GIVEN INSTRUCTION: Locate all lines with the word "grande" and copy them out.

Raw records:
########

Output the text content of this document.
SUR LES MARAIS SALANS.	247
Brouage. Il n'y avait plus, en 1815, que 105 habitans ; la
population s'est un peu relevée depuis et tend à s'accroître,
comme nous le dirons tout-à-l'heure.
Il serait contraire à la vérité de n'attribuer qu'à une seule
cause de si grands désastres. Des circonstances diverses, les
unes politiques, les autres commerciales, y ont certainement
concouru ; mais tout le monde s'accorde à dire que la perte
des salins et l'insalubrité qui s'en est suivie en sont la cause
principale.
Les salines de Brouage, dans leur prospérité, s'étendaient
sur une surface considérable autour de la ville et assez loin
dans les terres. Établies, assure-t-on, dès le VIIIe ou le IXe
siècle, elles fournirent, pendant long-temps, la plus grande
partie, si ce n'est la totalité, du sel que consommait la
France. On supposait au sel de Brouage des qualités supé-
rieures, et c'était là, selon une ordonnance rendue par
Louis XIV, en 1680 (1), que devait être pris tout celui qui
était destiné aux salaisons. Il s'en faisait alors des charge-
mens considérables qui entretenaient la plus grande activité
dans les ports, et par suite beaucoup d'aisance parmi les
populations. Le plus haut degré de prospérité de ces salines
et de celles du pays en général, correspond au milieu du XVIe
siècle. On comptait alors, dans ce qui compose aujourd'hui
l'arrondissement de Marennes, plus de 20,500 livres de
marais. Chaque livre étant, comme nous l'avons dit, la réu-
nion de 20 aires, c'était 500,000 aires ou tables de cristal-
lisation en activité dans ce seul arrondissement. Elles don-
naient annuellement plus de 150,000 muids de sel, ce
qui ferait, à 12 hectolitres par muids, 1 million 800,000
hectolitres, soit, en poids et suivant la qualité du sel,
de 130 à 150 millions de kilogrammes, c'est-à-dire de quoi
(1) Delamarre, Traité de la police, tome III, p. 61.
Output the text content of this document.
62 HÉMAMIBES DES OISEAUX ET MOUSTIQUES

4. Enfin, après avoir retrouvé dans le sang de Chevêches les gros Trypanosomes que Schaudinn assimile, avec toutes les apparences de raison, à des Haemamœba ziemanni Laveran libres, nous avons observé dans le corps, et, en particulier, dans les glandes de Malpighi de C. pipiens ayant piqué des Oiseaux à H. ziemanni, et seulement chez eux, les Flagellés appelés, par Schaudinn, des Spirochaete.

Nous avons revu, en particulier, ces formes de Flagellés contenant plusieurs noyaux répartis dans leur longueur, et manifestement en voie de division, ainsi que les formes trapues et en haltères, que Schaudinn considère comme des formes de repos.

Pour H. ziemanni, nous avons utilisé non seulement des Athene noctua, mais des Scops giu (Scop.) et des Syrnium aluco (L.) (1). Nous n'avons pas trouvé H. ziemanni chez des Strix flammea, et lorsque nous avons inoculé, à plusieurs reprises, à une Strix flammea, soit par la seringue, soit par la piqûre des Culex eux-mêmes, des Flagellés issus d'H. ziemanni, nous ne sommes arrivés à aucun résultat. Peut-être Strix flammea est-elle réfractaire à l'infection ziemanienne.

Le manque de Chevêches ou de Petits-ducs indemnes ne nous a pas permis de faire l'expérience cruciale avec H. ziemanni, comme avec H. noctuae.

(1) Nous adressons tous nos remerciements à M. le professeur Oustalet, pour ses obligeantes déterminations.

########

ANSWER TO THE TASK:
siècle, elles fournirent, pendant long-temps, la plus grande
mens considérables qui entretenaient la plus grande activité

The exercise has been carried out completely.